- _YOUR INSTRUCTIONS_: Retype the material below. Keep every word exactly as it is.

- _DATA FOR PROCESSING_:
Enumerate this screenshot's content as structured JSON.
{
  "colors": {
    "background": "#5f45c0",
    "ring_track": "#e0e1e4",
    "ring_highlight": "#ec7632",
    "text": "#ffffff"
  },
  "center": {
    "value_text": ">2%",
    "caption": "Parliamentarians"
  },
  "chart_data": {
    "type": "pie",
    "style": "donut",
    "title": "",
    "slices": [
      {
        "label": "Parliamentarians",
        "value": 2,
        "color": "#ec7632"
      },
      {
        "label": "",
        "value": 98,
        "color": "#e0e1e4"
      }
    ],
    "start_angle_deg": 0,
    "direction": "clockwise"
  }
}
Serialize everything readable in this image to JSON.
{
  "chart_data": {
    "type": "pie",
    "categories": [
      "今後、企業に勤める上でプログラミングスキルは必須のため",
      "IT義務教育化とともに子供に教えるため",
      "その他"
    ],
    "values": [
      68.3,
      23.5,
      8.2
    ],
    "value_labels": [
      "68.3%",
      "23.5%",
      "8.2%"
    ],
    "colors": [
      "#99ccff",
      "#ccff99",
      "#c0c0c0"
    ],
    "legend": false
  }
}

- _EXERCISE OUTPUT_:
Enumerate this screenshot's content as structured JSON.
{
  "colors": {
    "background": "#5f45c0",
    "ring_track": "#e0e1e4",
    "ring_highlight": "#ec7632",
    "text": "#ffffff"
  },
  "center": {
    "value_text": ">2%",
    "caption": "Parliamentarians"
  },
  "chart_data": {
    "type": "pie",
    "style": "donut",
    "title": "",
    "slices": [
      {
        "label": "Parliamentarians",
        "value": 2,
        "color": "#ec7632"
      },
      {
        "label": "",
        "value": 98,
        "color": "#e0e1e4"
      }
    ],
    "start_angle_deg": 0,
    "direction": "clockwise"
  }
}
Serialize everything readable in this image to JSON.
{
  "chart_data": {
    "type": "pie",
    "categories": [
      "今後、企業に勤める上でプログラミングスキルは必須のため",
      "IT義務教育化とともに子供に教えるため",
      "その他"
    ],
    "values": [
      68.3,
      23.5,
      8.2
    ],
    "value_labels": [
      "68.3%",
      "23.5%",
      "8.2%"
    ],
    "colors": [
      "#99ccff",
      "#ccff99",
      "#c0c0c0"
    ],
    "legend": false
  }
}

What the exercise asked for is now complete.